**Brief**.
Please report every line from the material that contains the word "structured".
[START Listed records]
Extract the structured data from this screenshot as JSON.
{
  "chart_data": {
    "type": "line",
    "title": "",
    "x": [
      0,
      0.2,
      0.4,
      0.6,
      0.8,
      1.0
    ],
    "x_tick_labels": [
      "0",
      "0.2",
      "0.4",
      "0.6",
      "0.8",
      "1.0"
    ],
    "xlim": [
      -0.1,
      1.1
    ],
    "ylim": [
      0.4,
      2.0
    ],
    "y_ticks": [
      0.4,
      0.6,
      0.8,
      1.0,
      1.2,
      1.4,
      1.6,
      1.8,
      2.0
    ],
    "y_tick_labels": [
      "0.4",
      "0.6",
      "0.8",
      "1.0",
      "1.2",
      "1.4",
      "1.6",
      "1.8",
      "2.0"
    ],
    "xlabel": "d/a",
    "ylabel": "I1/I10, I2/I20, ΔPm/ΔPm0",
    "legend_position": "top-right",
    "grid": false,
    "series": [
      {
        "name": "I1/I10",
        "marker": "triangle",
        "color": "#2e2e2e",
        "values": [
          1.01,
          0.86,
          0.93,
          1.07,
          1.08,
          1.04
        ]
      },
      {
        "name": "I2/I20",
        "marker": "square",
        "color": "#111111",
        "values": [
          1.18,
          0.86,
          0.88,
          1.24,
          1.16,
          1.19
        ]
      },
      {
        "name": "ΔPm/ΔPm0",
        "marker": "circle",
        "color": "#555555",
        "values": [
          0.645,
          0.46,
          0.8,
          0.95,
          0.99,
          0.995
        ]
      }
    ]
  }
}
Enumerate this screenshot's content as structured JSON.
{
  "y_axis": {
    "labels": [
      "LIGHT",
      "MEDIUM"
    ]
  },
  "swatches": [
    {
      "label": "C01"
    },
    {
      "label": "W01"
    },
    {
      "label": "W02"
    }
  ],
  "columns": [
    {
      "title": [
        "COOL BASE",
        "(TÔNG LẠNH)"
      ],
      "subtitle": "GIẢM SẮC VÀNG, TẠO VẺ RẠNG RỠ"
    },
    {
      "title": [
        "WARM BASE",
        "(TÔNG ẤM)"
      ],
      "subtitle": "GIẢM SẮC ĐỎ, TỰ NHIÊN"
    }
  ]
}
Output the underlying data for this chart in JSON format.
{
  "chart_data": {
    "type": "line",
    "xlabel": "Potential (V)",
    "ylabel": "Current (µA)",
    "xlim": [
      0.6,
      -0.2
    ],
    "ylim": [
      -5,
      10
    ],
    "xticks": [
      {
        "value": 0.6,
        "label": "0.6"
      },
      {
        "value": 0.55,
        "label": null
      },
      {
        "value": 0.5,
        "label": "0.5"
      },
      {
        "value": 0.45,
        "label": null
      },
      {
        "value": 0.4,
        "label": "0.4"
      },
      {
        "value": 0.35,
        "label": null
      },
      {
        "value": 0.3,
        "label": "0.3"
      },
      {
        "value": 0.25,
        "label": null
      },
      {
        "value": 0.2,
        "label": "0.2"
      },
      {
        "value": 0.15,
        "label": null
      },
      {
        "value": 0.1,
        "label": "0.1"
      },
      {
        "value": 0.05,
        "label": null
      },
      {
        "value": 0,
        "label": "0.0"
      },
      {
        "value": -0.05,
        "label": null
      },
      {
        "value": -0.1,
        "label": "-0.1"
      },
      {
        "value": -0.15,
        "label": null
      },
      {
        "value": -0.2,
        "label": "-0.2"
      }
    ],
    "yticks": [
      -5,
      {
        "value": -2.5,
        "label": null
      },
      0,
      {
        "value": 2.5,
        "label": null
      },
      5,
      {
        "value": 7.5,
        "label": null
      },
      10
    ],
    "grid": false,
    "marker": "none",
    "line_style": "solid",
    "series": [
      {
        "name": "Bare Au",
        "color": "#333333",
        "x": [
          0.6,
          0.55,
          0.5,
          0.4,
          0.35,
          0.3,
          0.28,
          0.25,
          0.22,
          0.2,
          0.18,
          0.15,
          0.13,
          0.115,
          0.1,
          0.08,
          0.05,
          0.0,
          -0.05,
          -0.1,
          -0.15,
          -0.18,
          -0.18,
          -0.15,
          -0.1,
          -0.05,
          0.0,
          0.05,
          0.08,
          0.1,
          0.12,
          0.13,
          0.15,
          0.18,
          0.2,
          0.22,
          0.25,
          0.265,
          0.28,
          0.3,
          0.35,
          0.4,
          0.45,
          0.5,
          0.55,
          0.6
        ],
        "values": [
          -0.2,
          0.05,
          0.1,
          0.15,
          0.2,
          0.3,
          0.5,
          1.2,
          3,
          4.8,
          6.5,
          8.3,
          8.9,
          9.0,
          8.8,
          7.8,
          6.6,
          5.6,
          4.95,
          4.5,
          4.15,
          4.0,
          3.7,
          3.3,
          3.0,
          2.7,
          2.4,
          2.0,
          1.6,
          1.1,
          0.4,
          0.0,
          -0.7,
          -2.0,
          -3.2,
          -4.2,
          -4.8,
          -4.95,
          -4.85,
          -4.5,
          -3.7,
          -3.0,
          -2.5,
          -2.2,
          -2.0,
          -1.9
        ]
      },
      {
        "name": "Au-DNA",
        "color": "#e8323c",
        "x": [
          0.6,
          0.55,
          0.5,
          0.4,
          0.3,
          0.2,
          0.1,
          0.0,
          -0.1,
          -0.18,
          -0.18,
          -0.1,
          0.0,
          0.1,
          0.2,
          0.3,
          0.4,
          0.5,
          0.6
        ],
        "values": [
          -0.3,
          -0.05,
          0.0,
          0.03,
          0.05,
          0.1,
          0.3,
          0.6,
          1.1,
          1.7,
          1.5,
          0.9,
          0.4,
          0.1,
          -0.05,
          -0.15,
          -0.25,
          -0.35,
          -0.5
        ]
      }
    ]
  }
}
[END Listed records]
**Written solution**.
Extract the structured data from this screenshot as JSON.
Enumerate this screenshot's content as structured JSON.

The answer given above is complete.